__Problem requirements__. Return each line of the entries below exactly, without the pictures.

Item position entries
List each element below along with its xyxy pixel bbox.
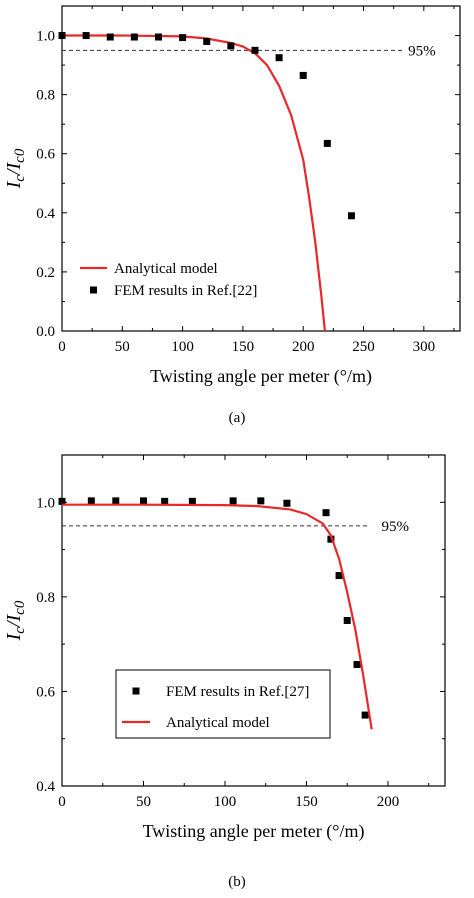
data-point-fem	[112, 497, 120, 505]
y-tick-label: 0.6	[36, 684, 55, 700]
data-point-fem	[154, 33, 162, 41]
x-tick-label: 100	[214, 794, 237, 810]
y-tick-label: 1.0	[36, 29, 55, 45]
y-tick-label: 0.0	[36, 324, 55, 340]
x-tick-label: 100	[171, 339, 194, 355]
chart-1: 0 50 100 150 200 250 300 0.0 0.2 0.4 0.6 0.8 1.0 95% T…	[3, 5, 461, 426]
x-tick-label: 250	[352, 339, 375, 355]
series-line-analytical-model	[62, 34, 326, 332]
y-tick-label: 0.4	[36, 779, 55, 795]
data-point-fem	[322, 509, 330, 517]
legend-square-swatch	[90, 286, 97, 294]
legend-label: Analytical model	[166, 715, 270, 731]
data-point-fem	[106, 33, 114, 41]
data-point-fem	[361, 711, 369, 719]
x-axis-label: Twisting angle per meter (°/m)	[143, 821, 365, 842]
y-tick-label: 0.2	[36, 265, 55, 281]
legend-label: Analytical model	[114, 261, 218, 277]
y-tick-label: 0.8	[36, 88, 55, 104]
data-point-fem	[130, 33, 138, 41]
y-axis-label: Ic/Ic0	[3, 600, 28, 641]
data-point-fem	[188, 497, 196, 505]
chart-2: 0 50 100 150 200 0.4 0.6 0.8 1.0 95% Twisting angl…	[3, 454, 446, 890]
data-point-fem	[327, 535, 335, 543]
x-tick-label: 50	[136, 794, 151, 810]
y-tick-label: 1.0	[36, 495, 55, 511]
data-point-fem	[203, 37, 211, 45]
x-tick-label: 0	[58, 794, 66, 810]
threshold-label: 95%	[408, 43, 436, 59]
data-point-fem	[87, 497, 95, 505]
y-tick-label: 0.6	[36, 147, 55, 163]
data-point-fem	[257, 497, 265, 505]
plot-frame	[61, 454, 446, 787]
x-tick-label: 300	[413, 339, 436, 355]
data-point-fem	[335, 572, 343, 580]
data-point-fem	[283, 499, 291, 507]
data-point-fem	[58, 32, 66, 40]
data-point-fem	[353, 660, 361, 668]
data-point-fem	[275, 54, 283, 62]
data-point-fem	[82, 32, 90, 40]
series-line-analytical-model	[62, 503, 373, 730]
figure-caption: (b)	[228, 874, 246, 890]
threshold-label: 95%	[381, 519, 409, 535]
figure-caption: (a)	[229, 410, 246, 426]
y-tick-label: 0.4	[36, 206, 55, 222]
x-tick-label: 200	[292, 339, 315, 355]
y-axis-label: Ic/Ic0	[3, 148, 28, 189]
legend-square-swatch	[132, 687, 140, 695]
x-tick-label: 0	[58, 339, 66, 355]
x-axis-label: Twisting angle per meter (°/m)	[150, 366, 372, 387]
legend-box	[115, 669, 331, 739]
y-tick-label: 0.8	[36, 590, 55, 606]
legend: Analytical model FEM results in Ref.[22]	[80, 261, 257, 299]
data-point-fem	[299, 71, 307, 79]
x-tick-label: 150	[232, 339, 255, 355]
data-point-fem	[139, 497, 147, 505]
legend-label: FEM results in Ref.[22]	[114, 283, 257, 299]
data-point-fem	[251, 46, 259, 54]
data-point-fem	[229, 497, 237, 505]
data-point-fem	[347, 212, 355, 220]
data-point-fem	[323, 139, 331, 147]
x-tick-label: 150	[295, 794, 318, 810]
legend: FEM results in Ref.[27] Analytical model	[115, 669, 331, 739]
data-point-fem	[179, 34, 187, 42]
legend-label: FEM results in Ref.[27]	[166, 684, 309, 700]
x-tick-label: 50	[115, 339, 130, 355]
data-point-fem	[227, 42, 235, 50]
data-point-fem	[343, 617, 351, 624]
x-tick-label: 200	[377, 794, 400, 810]
plot-frame	[61, 5, 461, 332]
data-point-fem	[161, 497, 169, 505]
data-point-fem	[58, 497, 66, 505]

__Exercise response__.
List each element below along with its xyxy pixel bbox.
data-point-fem	[112, 497, 120, 505]
y-tick-label: 0.6	[36, 684, 55, 700]
data-point-fem	[154, 33, 162, 41]
x-tick-label: 100	[214, 794, 237, 810]
y-tick-label: 1.0	[36, 29, 55, 45]
y-tick-label: 0.0	[36, 324, 55, 340]
x-tick-label: 100	[171, 339, 194, 355]
chart-1: 0 50 100 150 200 250 300 0.0 0.2 0.4 0.6 0.8 1.0 95% T…	[3, 5, 461, 426]
x-tick-label: 250	[352, 339, 375, 355]
series-line-analytical-model	[62, 34, 326, 332]
y-tick-label: 0.4	[36, 779, 55, 795]
data-point-fem	[322, 509, 330, 517]
legend-square-swatch	[90, 286, 97, 294]
legend-label: Analytical model	[166, 715, 270, 731]
data-point-fem	[106, 33, 114, 41]
data-point-fem	[361, 711, 369, 719]
x-axis-label: Twisting angle per meter (°/m)	[143, 821, 365, 842]
y-tick-label: 0.2	[36, 265, 55, 281]
legend-label: Analytical model	[114, 261, 218, 277]
y-tick-label: 0.8	[36, 88, 55, 104]
data-point-fem	[130, 33, 138, 41]
y-axis-label: Ic/Ic0	[3, 600, 28, 641]
data-point-fem	[188, 497, 196, 505]
chart-2: 0 50 100 150 200 0.4 0.6 0.8 1.0 95% Twisting angl…	[3, 454, 446, 890]
data-point-fem	[327, 535, 335, 543]
x-tick-label: 50	[136, 794, 151, 810]
y-tick-label: 1.0	[36, 495, 55, 511]
data-point-fem	[203, 37, 211, 45]
x-tick-label: 0	[58, 794, 66, 810]
threshold-label: 95%	[408, 43, 436, 59]
data-point-fem	[87, 497, 95, 505]
y-tick-label: 0.6	[36, 147, 55, 163]
data-point-fem	[257, 497, 265, 505]
plot-frame	[61, 454, 446, 787]
x-tick-label: 300	[413, 339, 436, 355]
data-point-fem	[335, 572, 343, 580]
data-point-fem	[283, 499, 291, 507]
data-point-fem	[58, 32, 66, 40]
data-point-fem	[353, 660, 361, 668]
data-point-fem	[275, 54, 283, 62]
data-point-fem	[82, 32, 90, 40]
series-line-analytical-model	[62, 503, 373, 730]
figure-caption: (b)	[228, 874, 246, 890]
threshold-label: 95%	[381, 519, 409, 535]
figure-caption: (a)	[229, 410, 246, 426]
y-tick-label: 0.4	[36, 206, 55, 222]
x-tick-label: 200	[292, 339, 315, 355]
y-axis-label: Ic/Ic0	[3, 148, 28, 189]
legend-square-swatch	[132, 687, 140, 695]
x-tick-label: 0	[58, 339, 66, 355]
x-axis-label: Twisting angle per meter (°/m)	[150, 366, 372, 387]
legend-box	[115, 669, 331, 739]
y-tick-label: 0.8	[36, 590, 55, 606]
legend: Analytical model FEM results in Ref.[22]	[80, 261, 257, 299]
data-point-fem	[299, 71, 307, 79]
x-tick-label: 150	[232, 339, 255, 355]
data-point-fem	[139, 497, 147, 505]
legend-label: FEM results in Ref.[22]	[114, 283, 257, 299]
data-point-fem	[251, 46, 259, 54]
data-point-fem	[229, 497, 237, 505]
data-point-fem	[347, 212, 355, 220]
data-point-fem	[323, 139, 331, 147]
x-tick-label: 150	[295, 794, 318, 810]
legend: FEM results in Ref.[27] Analytical model	[115, 669, 331, 739]
data-point-fem	[179, 34, 187, 42]
legend-label: FEM results in Ref.[27]	[166, 684, 309, 700]
x-tick-label: 50	[115, 339, 130, 355]
data-point-fem	[227, 42, 235, 50]
data-point-fem	[343, 617, 351, 624]
x-tick-label: 200	[377, 794, 400, 810]
plot-frame	[61, 5, 461, 332]
data-point-fem	[161, 497, 169, 505]
data-point-fem	[58, 497, 66, 505]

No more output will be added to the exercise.